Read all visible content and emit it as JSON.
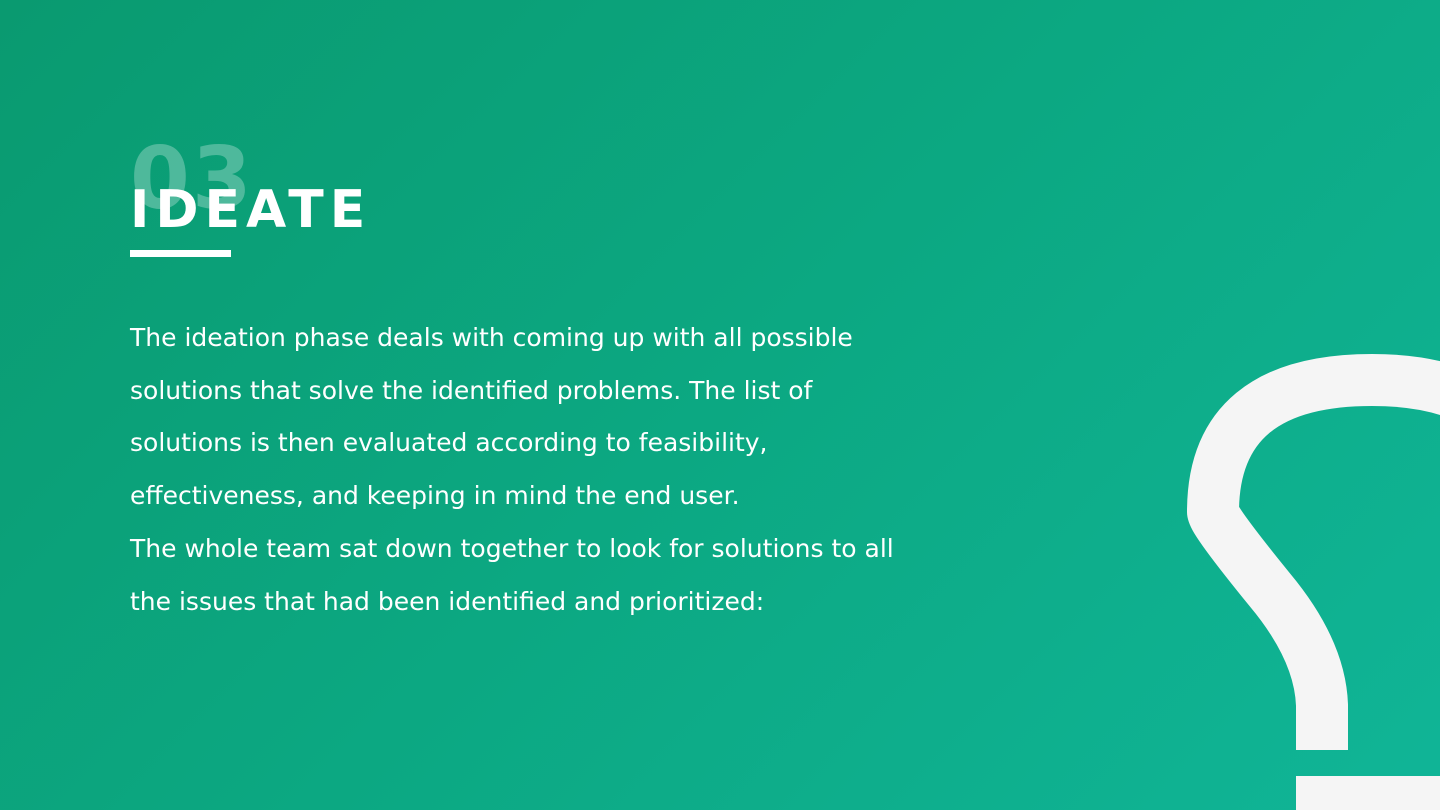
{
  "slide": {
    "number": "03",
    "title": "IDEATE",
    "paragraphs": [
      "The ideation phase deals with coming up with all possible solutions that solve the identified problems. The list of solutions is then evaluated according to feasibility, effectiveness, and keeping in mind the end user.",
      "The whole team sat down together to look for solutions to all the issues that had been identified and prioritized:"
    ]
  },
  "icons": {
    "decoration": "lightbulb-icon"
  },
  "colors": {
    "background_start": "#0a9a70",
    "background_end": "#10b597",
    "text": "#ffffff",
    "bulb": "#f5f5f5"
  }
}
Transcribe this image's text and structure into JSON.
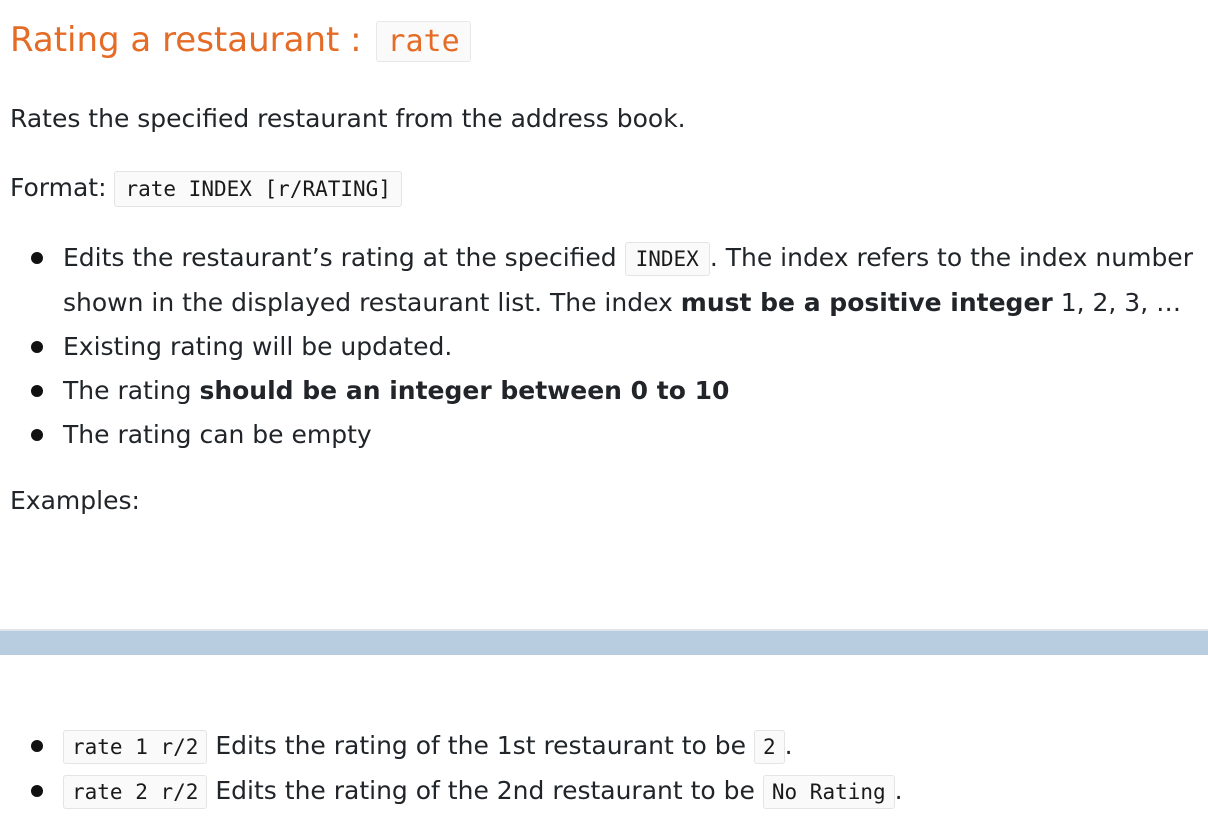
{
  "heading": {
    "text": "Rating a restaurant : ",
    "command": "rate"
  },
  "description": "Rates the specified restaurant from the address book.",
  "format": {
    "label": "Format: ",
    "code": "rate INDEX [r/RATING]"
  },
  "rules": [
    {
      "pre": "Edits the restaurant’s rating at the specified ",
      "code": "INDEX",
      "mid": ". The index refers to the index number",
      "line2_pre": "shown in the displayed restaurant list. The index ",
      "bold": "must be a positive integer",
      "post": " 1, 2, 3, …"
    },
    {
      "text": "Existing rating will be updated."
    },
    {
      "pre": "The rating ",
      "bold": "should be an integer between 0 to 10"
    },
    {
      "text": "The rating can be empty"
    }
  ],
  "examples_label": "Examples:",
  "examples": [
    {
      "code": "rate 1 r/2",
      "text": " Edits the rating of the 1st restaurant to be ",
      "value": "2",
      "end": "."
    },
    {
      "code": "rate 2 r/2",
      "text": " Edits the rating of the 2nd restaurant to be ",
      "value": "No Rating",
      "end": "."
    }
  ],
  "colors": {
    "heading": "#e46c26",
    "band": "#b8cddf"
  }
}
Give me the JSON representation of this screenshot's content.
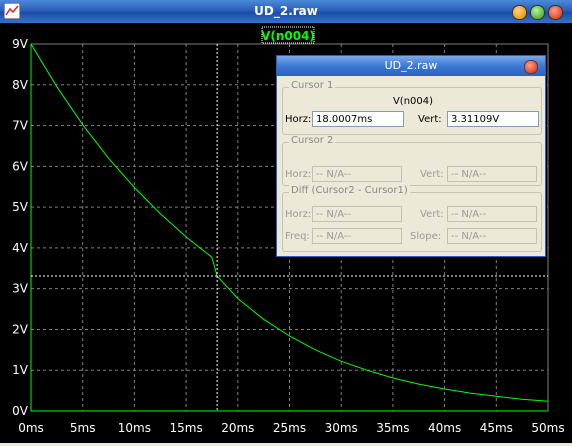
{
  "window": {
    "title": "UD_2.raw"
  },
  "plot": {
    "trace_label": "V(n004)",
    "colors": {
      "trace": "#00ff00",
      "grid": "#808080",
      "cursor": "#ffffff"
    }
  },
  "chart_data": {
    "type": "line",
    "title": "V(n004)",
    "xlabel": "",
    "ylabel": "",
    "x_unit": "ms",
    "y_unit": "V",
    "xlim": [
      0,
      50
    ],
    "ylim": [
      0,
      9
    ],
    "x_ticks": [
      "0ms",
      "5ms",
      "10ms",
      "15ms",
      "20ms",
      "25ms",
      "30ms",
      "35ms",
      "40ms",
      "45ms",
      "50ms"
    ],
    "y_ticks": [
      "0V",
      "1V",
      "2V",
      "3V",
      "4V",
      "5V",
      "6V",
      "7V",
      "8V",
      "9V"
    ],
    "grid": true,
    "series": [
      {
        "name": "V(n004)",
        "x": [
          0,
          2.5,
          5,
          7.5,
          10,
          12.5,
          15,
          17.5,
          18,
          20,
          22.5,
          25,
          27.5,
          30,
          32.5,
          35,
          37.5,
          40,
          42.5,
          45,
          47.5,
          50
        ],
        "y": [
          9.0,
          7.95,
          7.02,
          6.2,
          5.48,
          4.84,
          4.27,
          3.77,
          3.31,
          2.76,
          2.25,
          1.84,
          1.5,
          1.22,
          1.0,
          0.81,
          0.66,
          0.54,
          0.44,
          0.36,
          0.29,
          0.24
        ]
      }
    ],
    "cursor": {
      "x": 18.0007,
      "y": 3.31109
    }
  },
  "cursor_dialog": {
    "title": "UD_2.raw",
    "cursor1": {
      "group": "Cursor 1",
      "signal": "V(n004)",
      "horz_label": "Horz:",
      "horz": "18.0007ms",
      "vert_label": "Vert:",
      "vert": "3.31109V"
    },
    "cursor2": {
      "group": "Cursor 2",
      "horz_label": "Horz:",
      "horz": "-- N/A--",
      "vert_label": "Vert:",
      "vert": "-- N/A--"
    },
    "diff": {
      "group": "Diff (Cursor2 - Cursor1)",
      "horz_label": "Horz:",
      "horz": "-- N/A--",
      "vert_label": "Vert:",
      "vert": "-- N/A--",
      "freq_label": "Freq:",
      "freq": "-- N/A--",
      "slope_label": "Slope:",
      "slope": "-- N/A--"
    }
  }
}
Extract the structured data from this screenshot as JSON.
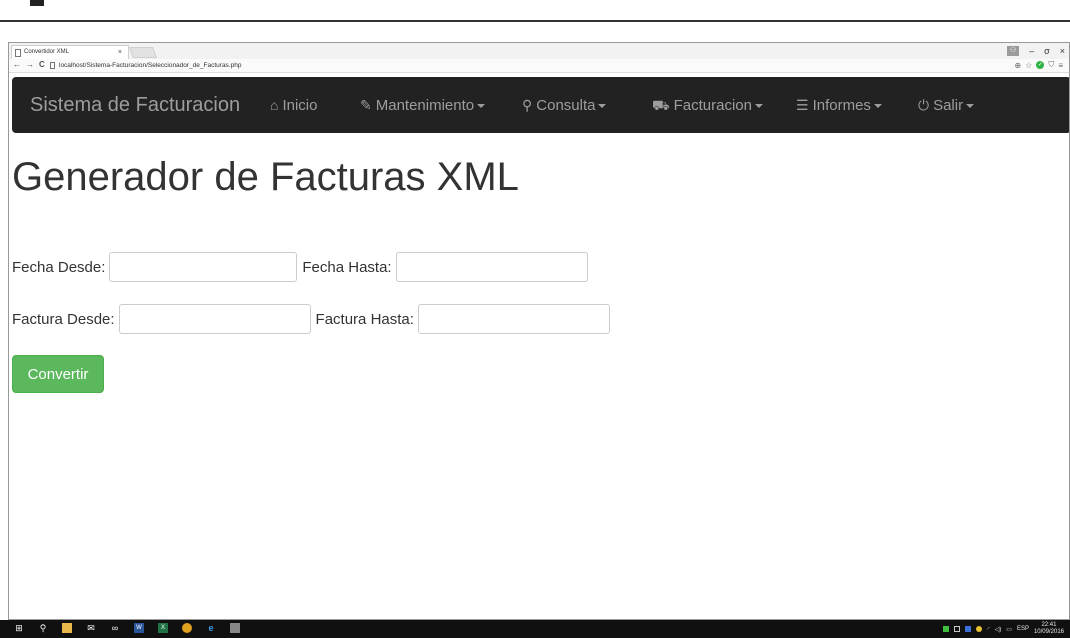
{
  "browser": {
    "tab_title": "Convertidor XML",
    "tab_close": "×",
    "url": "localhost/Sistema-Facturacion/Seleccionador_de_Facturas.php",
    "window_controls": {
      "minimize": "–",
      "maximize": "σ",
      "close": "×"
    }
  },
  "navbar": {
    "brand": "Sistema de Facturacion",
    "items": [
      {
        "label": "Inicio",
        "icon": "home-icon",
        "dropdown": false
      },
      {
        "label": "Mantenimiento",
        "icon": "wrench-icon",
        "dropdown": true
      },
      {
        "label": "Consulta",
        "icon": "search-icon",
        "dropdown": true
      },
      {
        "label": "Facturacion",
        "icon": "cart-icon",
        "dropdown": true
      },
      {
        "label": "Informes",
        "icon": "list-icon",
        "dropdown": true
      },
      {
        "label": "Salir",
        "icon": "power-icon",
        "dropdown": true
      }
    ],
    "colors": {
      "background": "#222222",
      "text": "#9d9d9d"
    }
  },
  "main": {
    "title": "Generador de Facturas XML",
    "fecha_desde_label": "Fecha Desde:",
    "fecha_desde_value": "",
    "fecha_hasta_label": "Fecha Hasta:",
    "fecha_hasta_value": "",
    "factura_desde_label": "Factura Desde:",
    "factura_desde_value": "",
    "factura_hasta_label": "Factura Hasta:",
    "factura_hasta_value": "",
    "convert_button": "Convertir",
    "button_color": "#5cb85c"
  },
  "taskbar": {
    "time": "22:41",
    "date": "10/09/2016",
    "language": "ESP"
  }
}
==============================
For the listing above, identify each line bearing "content".

Read all visible content and emit it as JSON.
Give me the JSON representation of this screenshot's content.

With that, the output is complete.